> _WHAT YOU ARE ASKED TO DO_
The records should be repeated word for word, pictures excluded.

Saved entries:
____

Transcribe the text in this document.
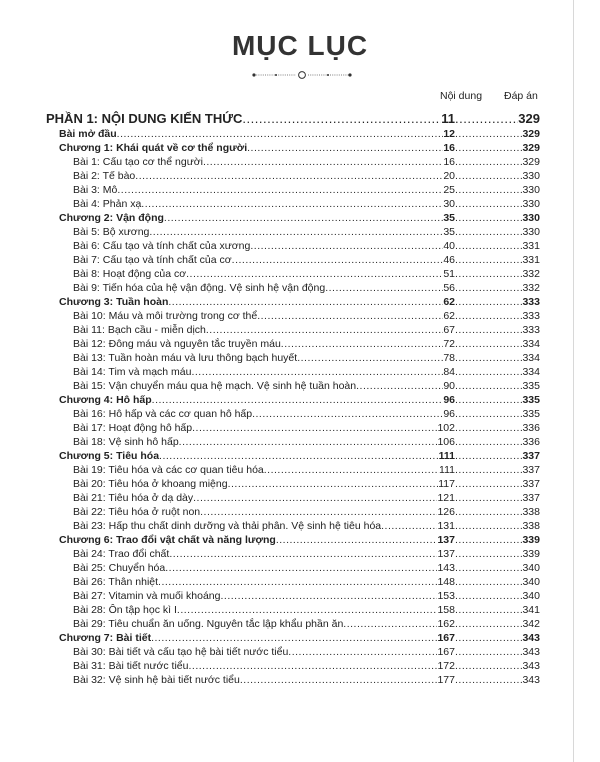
MỤC LỤC
Nội dung Đáp án
PHẦN 1: NỘI DUNG KIẾN THỨC .....	11 .....	329
Bài mở đầu .....	12 .....	329
Chương 1: Khái quát về cơ thể người .....	16 .....	329
Bài 1: Cấu tạo cơ thể người .....	16 .....	329
Bài 2: Tế bào .....	20 .....	330
Bài 3: Mô .....	25 .....	330
Bài 4: Phản xạ .....	30 .....	330
Chương 2: Vận động .....	35 .....	330
Bài 5: Bộ xương .....	35 .....	330
Bài 6: Cấu tạo và tính chất của xương .....	40 .....	331
Bài 7: Cấu tạo và tính chất của cơ .....	46 .....	331
Bài 8: Hoạt động của cơ .....	51 .....	332
Bài 9: Tiến hóa của hệ vận động. Vệ sinh hệ vận động .....	56 .....	332
Chương 3: Tuần hoàn .....	62 .....	333
Bài 10: Máu và môi trường trong cơ thể .....	62 .....	333
Bài 11: Bạch cầu - miễn dịch .....	67 .....	333
Bài 12: Đông máu và nguyên tắc truyền máu .....	72 .....	334
Bài 13: Tuần hoàn máu và lưu thông bạch huyết .....	78 .....	334
Bài 14: Tim và mạch máu .....	84 .....	334
Bài 15: Vận chuyển máu qua hệ mạch. Vệ sinh hệ tuần hoàn .....	90 .....	335
Chương 4: Hô hấp .....	96 .....	335
Bài 16: Hô hấp và các cơ quan hô hấp .....	96 .....	335
Bài 17: Hoạt động hô hấp .....	102 .....	336
Bài 18: Vệ sinh hô hấp .....	106 .....	336
Chương 5: Tiêu hóa .....	111 .....	337
Bài 19: Tiêu hóa và các cơ quan tiêu hóa .....	111 .....	337
Bài 20: Tiêu hóa ở khoang miệng .....	117 .....	337
Bài 21: Tiêu hóa ở dạ dày .....	121 .....	337
Bài 22: Tiêu hóa ở ruột non .....	126 .....	338
Bài 23: Hấp thu chất dinh dưỡng và thải phân. Vệ sinh hệ tiêu hóa .....	131 .....	338
Chương 6: Trao đổi vật chất và năng lượng .....	137 .....	339
Bài 24: Trao đổi chất .....	137 .....	339
Bài 25: Chuyển hóa .....	143 .....	340
Bài 26: Thân nhiệt .....	148 .....	340
Bài 27: Vitamin và muối khoáng .....	153 .....	340
Bài 28: Ôn tập học kì I .....	158 .....	341
Bài 29: Tiêu chuẩn ăn uống. Nguyên tắc lập khẩu phần ăn .....	162 .....	342
Chương 7: Bài tiết .....	167 .....	343
Bài 30: Bài tiết và cấu tạo hệ bài tiết nước tiểu .....	167 .....	343
Bài 31: Bài tiết nước tiểu .....	172 .....	343
Bài 32: Vệ sinh hệ bài tiết nước tiểu .....	177 .....	343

____

> _COMPLETED TASK_
Transcribe the text in this document.
MỤC LỤC
Nội dung Đáp án
PHẦN 1: NỘI DUNG KIẾN THỨC .....	11 .....	329
Bài mở đầu .....	12 .....	329
Chương 1: Khái quát về cơ thể người .....	16 .....	329
Bài 1: Cấu tạo cơ thể người .....	16 .....	329
Bài 2: Tế bào .....	20 .....	330
Bài 3: Mô .....	25 .....	330
Bài 4: Phản xạ .....	30 .....	330
Chương 2: Vận động .....	35 .....	330
Bài 5: Bộ xương .....	35 .....	330
Bài 6: Cấu tạo và tính chất của xương .....	40 .....	331
Bài 7: Cấu tạo và tính chất của cơ .....	46 .....	331
Bài 8: Hoạt động của cơ .....	51 .....	332
Bài 9: Tiến hóa của hệ vận động. Vệ sinh hệ vận động .....	56 .....	332
Chương 3: Tuần hoàn .....	62 .....	333
Bài 10: Máu và môi trường trong cơ thể .....	62 .....	333
Bài 11: Bạch cầu - miễn dịch .....	67 .....	333
Bài 12: Đông máu và nguyên tắc truyền máu .....	72 .....	334
Bài 13: Tuần hoàn máu và lưu thông bạch huyết .....	78 .....	334
Bài 14: Tim và mạch máu .....	84 .....	334
Bài 15: Vận chuyển máu qua hệ mạch. Vệ sinh hệ tuần hoàn .....	90 .....	335
Chương 4: Hô hấp .....	96 .....	335
Bài 16: Hô hấp và các cơ quan hô hấp .....	96 .....	335
Bài 17: Hoạt động hô hấp .....	102 .....	336
Bài 18: Vệ sinh hô hấp .....	106 .....	336
Chương 5: Tiêu hóa .....	111 .....	337
Bài 19: Tiêu hóa và các cơ quan tiêu hóa .....	111 .....	337
Bài 20: Tiêu hóa ở khoang miệng .....	117 .....	337
Bài 21: Tiêu hóa ở dạ dày .....	121 .....	337
Bài 22: Tiêu hóa ở ruột non .....	126 .....	338
Bài 23: Hấp thu chất dinh dưỡng và thải phân. Vệ sinh hệ tiêu hóa .....	131 .....	338
Chương 6: Trao đổi vật chất và năng lượng .....	137 .....	339
Bài 24: Trao đổi chất .....	137 .....	339
Bài 25: Chuyển hóa .....	143 .....	340
Bài 26: Thân nhiệt .....	148 .....	340
Bài 27: Vitamin và muối khoáng .....	153 .....	340
Bài 28: Ôn tập học kì I .....	158 .....	341
Bài 29: Tiêu chuẩn ăn uống. Nguyên tắc lập khẩu phần ăn .....	162 .....	342
Chương 7: Bài tiết .....	167 .....	343
Bài 30: Bài tiết và cấu tạo hệ bài tiết nước tiểu .....	167 .....	343
Bài 31: Bài tiết nước tiểu .....	172 .....	343
Bài 32: Vệ sinh hệ bài tiết nước tiểu .....	177 .....	343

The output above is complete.